START EXTRACTED RECORDS

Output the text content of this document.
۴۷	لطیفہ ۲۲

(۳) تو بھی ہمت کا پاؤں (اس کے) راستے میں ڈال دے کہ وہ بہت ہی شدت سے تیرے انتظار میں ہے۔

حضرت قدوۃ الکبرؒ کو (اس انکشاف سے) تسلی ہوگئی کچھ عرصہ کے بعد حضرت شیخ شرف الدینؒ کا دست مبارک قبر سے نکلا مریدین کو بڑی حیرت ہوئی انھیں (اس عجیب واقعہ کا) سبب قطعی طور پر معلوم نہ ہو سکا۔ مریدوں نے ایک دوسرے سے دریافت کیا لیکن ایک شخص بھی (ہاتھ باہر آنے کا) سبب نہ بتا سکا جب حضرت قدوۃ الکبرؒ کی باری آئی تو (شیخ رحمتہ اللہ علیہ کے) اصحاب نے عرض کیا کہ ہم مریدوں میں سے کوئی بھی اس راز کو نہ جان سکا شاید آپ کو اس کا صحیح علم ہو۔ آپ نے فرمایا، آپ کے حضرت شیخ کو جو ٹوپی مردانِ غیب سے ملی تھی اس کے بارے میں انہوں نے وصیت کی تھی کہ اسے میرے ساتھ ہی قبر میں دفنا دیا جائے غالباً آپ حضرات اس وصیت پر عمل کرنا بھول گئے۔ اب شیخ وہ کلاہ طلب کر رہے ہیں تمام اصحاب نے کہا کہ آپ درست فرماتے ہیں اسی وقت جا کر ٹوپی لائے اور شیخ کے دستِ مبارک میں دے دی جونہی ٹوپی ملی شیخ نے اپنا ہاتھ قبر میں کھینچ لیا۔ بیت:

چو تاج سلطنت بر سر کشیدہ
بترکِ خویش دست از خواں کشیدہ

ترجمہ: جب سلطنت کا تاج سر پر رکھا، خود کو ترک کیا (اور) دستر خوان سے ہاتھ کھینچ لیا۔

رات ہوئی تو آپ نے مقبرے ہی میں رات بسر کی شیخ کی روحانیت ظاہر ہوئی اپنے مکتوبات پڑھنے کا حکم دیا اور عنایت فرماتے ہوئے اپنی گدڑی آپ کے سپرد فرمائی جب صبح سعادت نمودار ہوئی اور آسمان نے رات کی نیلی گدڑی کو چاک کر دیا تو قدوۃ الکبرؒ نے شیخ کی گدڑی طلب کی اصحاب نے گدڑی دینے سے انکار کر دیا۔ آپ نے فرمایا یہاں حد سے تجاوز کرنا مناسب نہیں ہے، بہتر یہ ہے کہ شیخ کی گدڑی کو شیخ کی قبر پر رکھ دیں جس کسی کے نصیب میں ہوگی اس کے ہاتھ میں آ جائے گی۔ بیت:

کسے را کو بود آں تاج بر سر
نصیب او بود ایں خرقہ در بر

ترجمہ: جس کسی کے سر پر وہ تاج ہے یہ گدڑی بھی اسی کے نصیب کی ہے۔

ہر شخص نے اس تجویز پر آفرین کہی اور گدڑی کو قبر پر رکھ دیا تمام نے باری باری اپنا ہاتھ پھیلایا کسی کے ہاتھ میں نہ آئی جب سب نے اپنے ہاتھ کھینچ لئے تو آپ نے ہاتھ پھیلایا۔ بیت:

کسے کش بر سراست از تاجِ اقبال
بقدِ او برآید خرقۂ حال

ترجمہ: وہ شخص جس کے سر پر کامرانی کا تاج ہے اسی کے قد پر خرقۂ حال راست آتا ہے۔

END EXTRACTED RECORDS

All entries must be repeated verbatim.

— RESPONSE TO THIS EXERCISE —
Output the text content of this document.
۴۷	لطیفہ ۲۲

(۳) تو بھی ہمت کا پاؤں (اس کے) راستے میں ڈال دے کہ وہ بہت ہی شدت سے تیرے انتظار میں ہے۔

حضرت قدوۃ الکبرؒ کو (اس انکشاف سے) تسلی ہوگئی کچھ عرصہ کے بعد حضرت شیخ شرف الدینؒ کا دست مبارک قبر سے نکلا مریدین کو بڑی حیرت ہوئی انھیں (اس عجیب واقعہ کا) سبب قطعی طور پر معلوم نہ ہو سکا۔ مریدوں نے ایک دوسرے سے دریافت کیا لیکن ایک شخص بھی (ہاتھ باہر آنے کا) سبب نہ بتا سکا جب حضرت قدوۃ الکبرؒ کی باری آئی تو (شیخ رحمتہ اللہ علیہ کے) اصحاب نے عرض کیا کہ ہم مریدوں میں سے کوئی بھی اس راز کو نہ جان سکا شاید آپ کو اس کا صحیح علم ہو۔ آپ نے فرمایا، آپ کے حضرت شیخ کو جو ٹوپی مردانِ غیب سے ملی تھی اس کے بارے میں انہوں نے وصیت کی تھی کہ اسے میرے ساتھ ہی قبر میں دفنا دیا جائے غالباً آپ حضرات اس وصیت پر عمل کرنا بھول گئے۔ اب شیخ وہ کلاہ طلب کر رہے ہیں تمام اصحاب نے کہا کہ آپ درست فرماتے ہیں اسی وقت جا کر ٹوپی لائے اور شیخ کے دستِ مبارک میں دے دی جونہی ٹوپی ملی شیخ نے اپنا ہاتھ قبر میں کھینچ لیا۔ بیت:

چو تاج سلطنت بر سر کشیدہ
بترکِ خویش دست از خواں کشیدہ

ترجمہ: جب سلطنت کا تاج سر پر رکھا، خود کو ترک کیا (اور) دستر خوان سے ہاتھ کھینچ لیا۔

رات ہوئی تو آپ نے مقبرے ہی میں رات بسر کی شیخ کی روحانیت ظاہر ہوئی اپنے مکتوبات پڑھنے کا حکم دیا اور عنایت فرماتے ہوئے اپنی گدڑی آپ کے سپرد فرمائی جب صبح سعادت نمودار ہوئی اور آسمان نے رات کی نیلی گدڑی کو چاک کر دیا تو قدوۃ الکبرؒ نے شیخ کی گدڑی طلب کی اصحاب نے گدڑی دینے سے انکار کر دیا۔ آپ نے فرمایا یہاں حد سے تجاوز کرنا مناسب نہیں ہے، بہتر یہ ہے کہ شیخ کی گدڑی کو شیخ کی قبر پر رکھ دیں جس کسی کے نصیب میں ہوگی اس کے ہاتھ میں آ جائے گی۔ بیت:

کسے را کو بود آں تاج بر سر
نصیب او بود ایں خرقہ در بر

ترجمہ: جس کسی کے سر پر وہ تاج ہے یہ گدڑی بھی اسی کے نصیب کی ہے۔

ہر شخص نے اس تجویز پر آفرین کہی اور گدڑی کو قبر پر رکھ دیا تمام نے باری باری اپنا ہاتھ پھیلایا کسی کے ہاتھ میں نہ آئی جب سب نے اپنے ہاتھ کھینچ لئے تو آپ نے ہاتھ پھیلایا۔ بیت:

کسے کش بر سراست از تاجِ اقبال
بقدِ او برآید خرقۂ حال

ترجمہ: وہ شخص جس کے سر پر کامرانی کا تاج ہے اسی کے قد پر خرقۂ حال راست آتا ہے۔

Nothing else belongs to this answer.